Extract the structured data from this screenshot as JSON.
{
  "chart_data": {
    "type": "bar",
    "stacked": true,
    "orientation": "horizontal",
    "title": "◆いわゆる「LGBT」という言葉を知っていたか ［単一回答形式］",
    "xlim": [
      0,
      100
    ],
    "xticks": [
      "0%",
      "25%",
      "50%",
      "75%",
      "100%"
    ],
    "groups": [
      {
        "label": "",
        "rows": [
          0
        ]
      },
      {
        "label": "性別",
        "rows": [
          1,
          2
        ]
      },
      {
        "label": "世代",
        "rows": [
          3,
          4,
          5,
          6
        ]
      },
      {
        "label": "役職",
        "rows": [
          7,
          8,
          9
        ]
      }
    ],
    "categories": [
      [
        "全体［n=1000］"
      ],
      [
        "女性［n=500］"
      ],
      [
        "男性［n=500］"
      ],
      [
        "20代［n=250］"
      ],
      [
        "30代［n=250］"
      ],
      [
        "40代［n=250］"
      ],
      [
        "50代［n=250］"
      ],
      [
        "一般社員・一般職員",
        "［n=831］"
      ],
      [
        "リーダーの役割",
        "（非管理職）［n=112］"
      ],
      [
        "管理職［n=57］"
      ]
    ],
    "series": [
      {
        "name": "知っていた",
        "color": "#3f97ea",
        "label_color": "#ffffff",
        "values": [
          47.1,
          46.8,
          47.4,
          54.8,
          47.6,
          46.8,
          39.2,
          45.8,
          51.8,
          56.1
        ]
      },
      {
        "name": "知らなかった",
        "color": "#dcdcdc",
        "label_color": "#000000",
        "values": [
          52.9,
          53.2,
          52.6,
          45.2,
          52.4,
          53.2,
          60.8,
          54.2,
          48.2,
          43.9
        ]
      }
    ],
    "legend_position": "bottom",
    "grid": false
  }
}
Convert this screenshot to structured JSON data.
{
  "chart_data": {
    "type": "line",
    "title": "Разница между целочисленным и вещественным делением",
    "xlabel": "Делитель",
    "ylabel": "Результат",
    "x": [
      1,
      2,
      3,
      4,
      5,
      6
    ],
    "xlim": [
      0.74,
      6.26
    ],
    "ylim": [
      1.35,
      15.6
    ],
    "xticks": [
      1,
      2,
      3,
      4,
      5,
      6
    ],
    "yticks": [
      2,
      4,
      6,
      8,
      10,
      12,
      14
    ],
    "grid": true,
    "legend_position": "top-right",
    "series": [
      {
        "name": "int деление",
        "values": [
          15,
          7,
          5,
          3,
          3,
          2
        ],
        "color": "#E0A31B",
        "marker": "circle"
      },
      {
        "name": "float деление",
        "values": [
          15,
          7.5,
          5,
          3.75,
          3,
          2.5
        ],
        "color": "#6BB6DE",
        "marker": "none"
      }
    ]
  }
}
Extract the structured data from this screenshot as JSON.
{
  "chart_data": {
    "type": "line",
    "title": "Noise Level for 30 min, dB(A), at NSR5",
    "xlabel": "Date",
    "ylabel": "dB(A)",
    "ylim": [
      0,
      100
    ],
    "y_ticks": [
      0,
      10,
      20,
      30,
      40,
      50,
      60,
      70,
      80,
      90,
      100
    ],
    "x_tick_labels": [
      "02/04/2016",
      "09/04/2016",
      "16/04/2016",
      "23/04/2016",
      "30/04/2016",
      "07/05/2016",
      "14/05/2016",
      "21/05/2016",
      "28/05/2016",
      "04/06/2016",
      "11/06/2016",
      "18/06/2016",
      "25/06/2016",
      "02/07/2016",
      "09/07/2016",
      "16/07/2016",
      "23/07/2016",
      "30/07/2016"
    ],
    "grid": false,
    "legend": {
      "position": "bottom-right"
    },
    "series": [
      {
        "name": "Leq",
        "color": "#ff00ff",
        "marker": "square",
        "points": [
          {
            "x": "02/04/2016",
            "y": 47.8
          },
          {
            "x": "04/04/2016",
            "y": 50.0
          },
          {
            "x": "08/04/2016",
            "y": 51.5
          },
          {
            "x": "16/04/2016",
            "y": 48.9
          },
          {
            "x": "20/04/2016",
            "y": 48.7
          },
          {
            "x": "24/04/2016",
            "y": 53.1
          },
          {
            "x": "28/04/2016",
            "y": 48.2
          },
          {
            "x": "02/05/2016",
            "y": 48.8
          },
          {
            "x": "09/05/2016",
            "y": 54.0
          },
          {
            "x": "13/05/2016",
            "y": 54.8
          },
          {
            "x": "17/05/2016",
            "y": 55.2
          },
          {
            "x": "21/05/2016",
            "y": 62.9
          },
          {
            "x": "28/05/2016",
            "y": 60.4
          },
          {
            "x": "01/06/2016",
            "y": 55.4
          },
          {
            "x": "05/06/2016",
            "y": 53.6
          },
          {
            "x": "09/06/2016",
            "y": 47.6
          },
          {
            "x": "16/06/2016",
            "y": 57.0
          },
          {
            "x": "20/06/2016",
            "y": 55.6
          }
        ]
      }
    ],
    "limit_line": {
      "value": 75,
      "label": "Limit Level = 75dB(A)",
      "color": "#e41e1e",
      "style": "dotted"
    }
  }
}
━━━━━━━━
What is expected - Please repeat all the records above exactly as they appear.

Answer to this problem -
Extract the structured data from this screenshot as JSON.
{
  "chart_data": {
    "type": "bar",
    "stacked": true,
    "orientation": "horizontal",
    "title": "◆いわゆる「LGBT」という言葉を知っていたか ［単一回答形式］",
    "xlim": [
      0,
      100
    ],
    "xticks": [
      "0%",
      "25%",
      "50%",
      "75%",
      "100%"
    ],
    "groups": [
      {
        "label": "",
        "rows": [
          0
        ]
      },
      {
        "label": "性別",
        "rows": [
          1,
          2
        ]
      },
      {
        "label": "世代",
        "rows": [
          3,
          4,
          5,
          6
        ]
      },
      {
        "label": "役職",
        "rows": [
          7,
          8,
          9
        ]
      }
    ],
    "categories": [
      [
        "全体［n=1000］"
      ],
      [
        "女性［n=500］"
      ],
      [
        "男性［n=500］"
      ],
      [
        "20代［n=250］"
      ],
      [
        "30代［n=250］"
      ],
      [
        "40代［n=250］"
      ],
      [
        "50代［n=250］"
      ],
      [
        "一般社員・一般職員",
        "［n=831］"
      ],
      [
        "リーダーの役割",
        "（非管理職）［n=112］"
      ],
      [
        "管理職［n=57］"
      ]
    ],
    "series": [
      {
        "name": "知っていた",
        "color": "#3f97ea",
        "label_color": "#ffffff",
        "values": [
          47.1,
          46.8,
          47.4,
          54.8,
          47.6,
          46.8,
          39.2,
          45.8,
          51.8,
          56.1
        ]
      },
      {
        "name": "知らなかった",
        "color": "#dcdcdc",
        "label_color": "#000000",
        "values": [
          52.9,
          53.2,
          52.6,
          45.2,
          52.4,
          53.2,
          60.8,
          54.2,
          48.2,
          43.9
        ]
      }
    ],
    "legend_position": "bottom",
    "grid": false
  }
}
Convert this screenshot to structured JSON data.
{
  "chart_data": {
    "type": "line",
    "title": "Разница между целочисленным и вещественным делением",
    "xlabel": "Делитель",
    "ylabel": "Результат",
    "x": [
      1,
      2,
      3,
      4,
      5,
      6
    ],
    "xlim": [
      0.74,
      6.26
    ],
    "ylim": [
      1.35,
      15.6
    ],
    "xticks": [
      1,
      2,
      3,
      4,
      5,
      6
    ],
    "yticks": [
      2,
      4,
      6,
      8,
      10,
      12,
      14
    ],
    "grid": true,
    "legend_position": "top-right",
    "series": [
      {
        "name": "int деление",
        "values": [
          15,
          7,
          5,
          3,
          3,
          2
        ],
        "color": "#E0A31B",
        "marker": "circle"
      },
      {
        "name": "float деление",
        "values": [
          15,
          7.5,
          5,
          3.75,
          3,
          2.5
        ],
        "color": "#6BB6DE",
        "marker": "none"
      }
    ]
  }
}
Extract the structured data from this screenshot as JSON.
{
  "chart_data": {
    "type": "line",
    "title": "Noise Level for 30 min, dB(A), at NSR5",
    "xlabel": "Date",
    "ylabel": "dB(A)",
    "ylim": [
      0,
      100
    ],
    "y_ticks": [
      0,
      10,
      20,
      30,
      40,
      50,
      60,
      70,
      80,
      90,
      100
    ],
    "x_tick_labels": [
      "02/04/2016",
      "09/04/2016",
      "16/04/2016",
      "23/04/2016",
      "30/04/2016",
      "07/05/2016",
      "14/05/2016",
      "21/05/2016",
      "28/05/2016",
      "04/06/2016",
      "11/06/2016",
      "18/06/2016",
      "25/06/2016",
      "02/07/2016",
      "09/07/2016",
      "16/07/2016",
      "23/07/2016",
      "30/07/2016"
    ],
    "grid": false,
    "legend": {
      "position": "bottom-right"
    },
    "series": [
      {
        "name": "Leq",
        "color": "#ff00ff",
        "marker": "square",
        "points": [
          {
            "x": "02/04/2016",
            "y": 47.8
          },
          {
            "x": "04/04/2016",
            "y": 50.0
          },
          {
            "x": "08/04/2016",
            "y": 51.5
          },
          {
            "x": "16/04/2016",
            "y": 48.9
          },
          {
            "x": "20/04/2016",
            "y": 48.7
          },
          {
            "x": "24/04/2016",
            "y": 53.1
          },
          {
            "x": "28/04/2016",
            "y": 48.2
          },
          {
            "x": "02/05/2016",
            "y": 48.8
          },
          {
            "x": "09/05/2016",
            "y": 54.0
          },
          {
            "x": "13/05/2016",
            "y": 54.8
          },
          {
            "x": "17/05/2016",
            "y": 55.2
          },
          {
            "x": "21/05/2016",
            "y": 62.9
          },
          {
            "x": "28/05/2016",
            "y": 60.4
          },
          {
            "x": "01/06/2016",
            "y": 55.4
          },
          {
            "x": "05/06/2016",
            "y": 53.6
          },
          {
            "x": "09/06/2016",
            "y": 47.6
          },
          {
            "x": "16/06/2016",
            "y": 57.0
          },
          {
            "x": "20/06/2016",
            "y": 55.6
          }
        ]
      }
    ],
    "limit_line": {
      "value": 75,
      "label": "Limit Level = 75dB(A)",
      "color": "#e41e1e",
      "style": "dotted"
    }
  }
}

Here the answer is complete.